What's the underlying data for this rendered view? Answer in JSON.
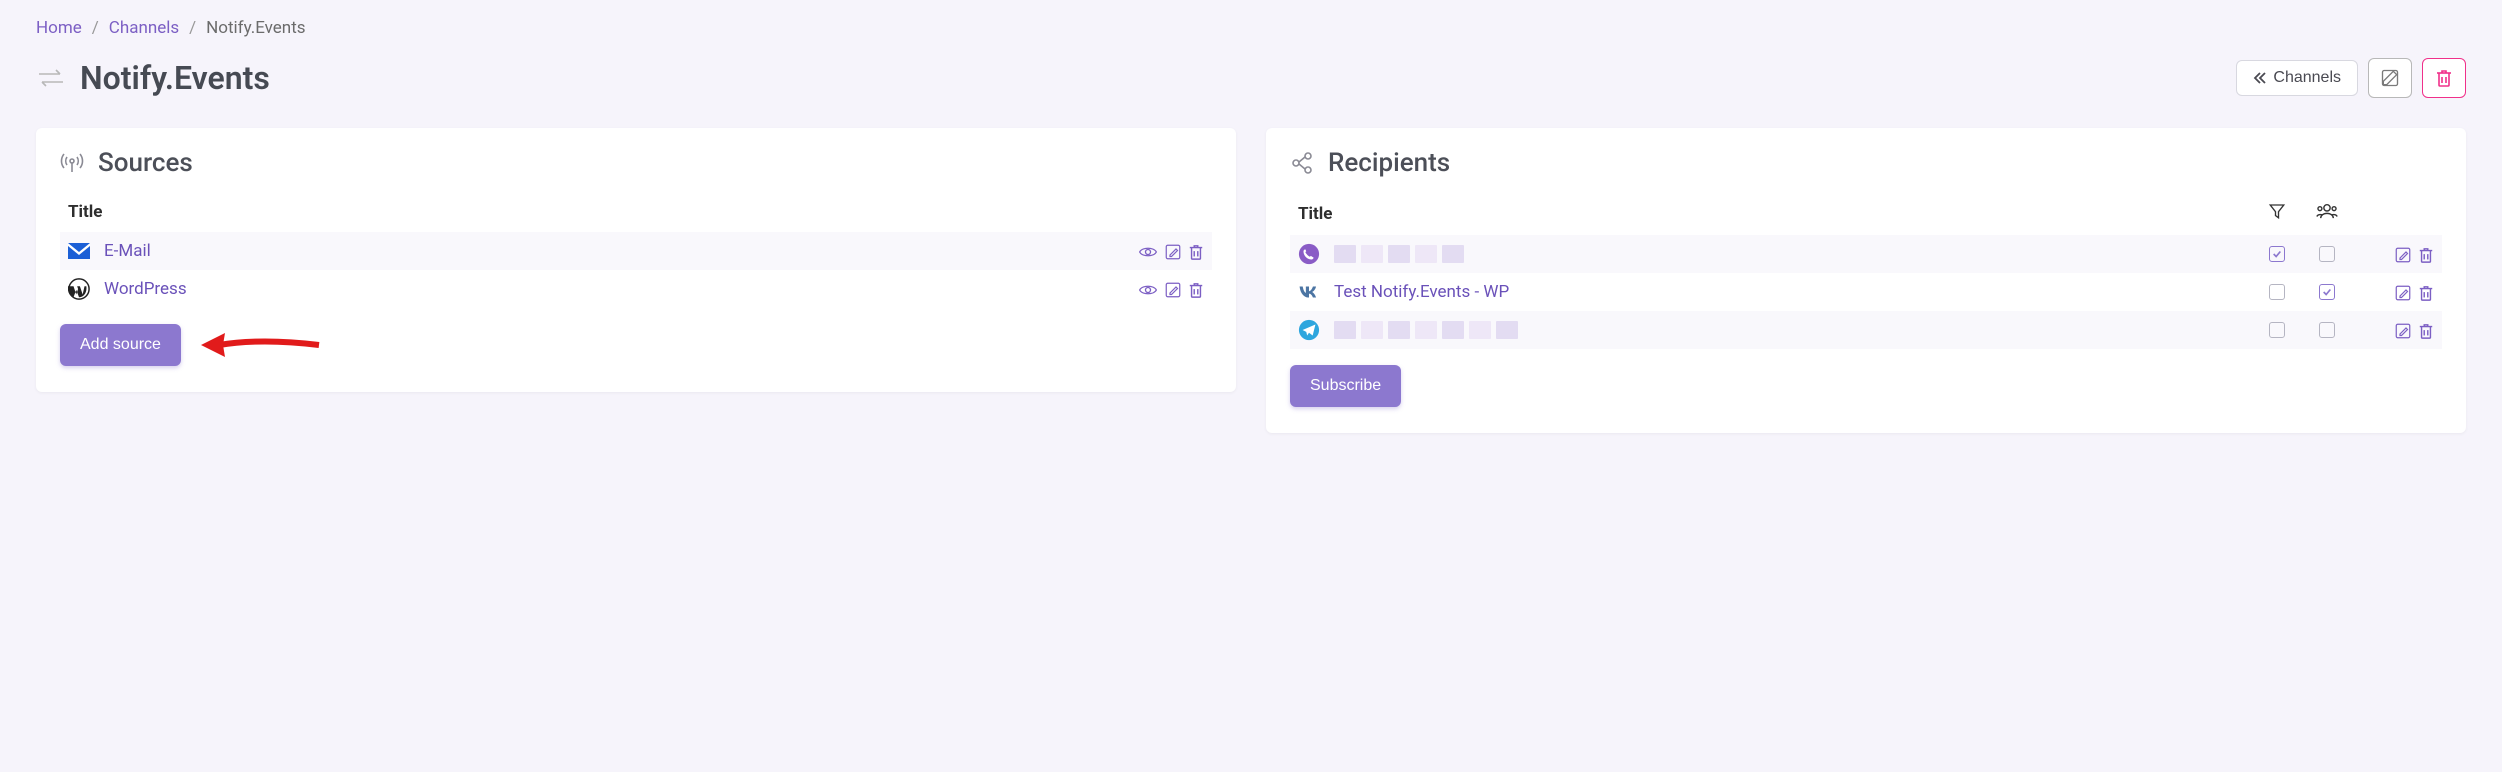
{
  "breadcrumb": {
    "home": "Home",
    "channels": "Channels",
    "current": "Notify.Events"
  },
  "header": {
    "title": "Notify.Events",
    "back_label": "Channels"
  },
  "sources": {
    "card_title": "Sources",
    "col_title": "Title",
    "rows": [
      {
        "icon": "email-icon",
        "label": "E-Mail"
      },
      {
        "icon": "wordpress-icon",
        "label": "WordPress"
      }
    ],
    "add_button": "Add source"
  },
  "recipients": {
    "card_title": "Recipients",
    "col_title": "Title",
    "rows": [
      {
        "icon": "viber-icon",
        "label": "",
        "blurred": true,
        "filter_checked": true,
        "group_checked": false
      },
      {
        "icon": "vk-icon",
        "label": "Test Notify.Events - WP",
        "blurred": false,
        "filter_checked": false,
        "group_checked": true
      },
      {
        "icon": "telegram-icon",
        "label": "",
        "blurred": true,
        "filter_checked": false,
        "group_checked": false
      }
    ],
    "subscribe_button": "Subscribe"
  }
}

§

List every line from the entries above in which "true" appears.

Answer to the exercise:
        "blurred": true,
        "filter_checked": true,
        "group_checked": true
        "blurred": true,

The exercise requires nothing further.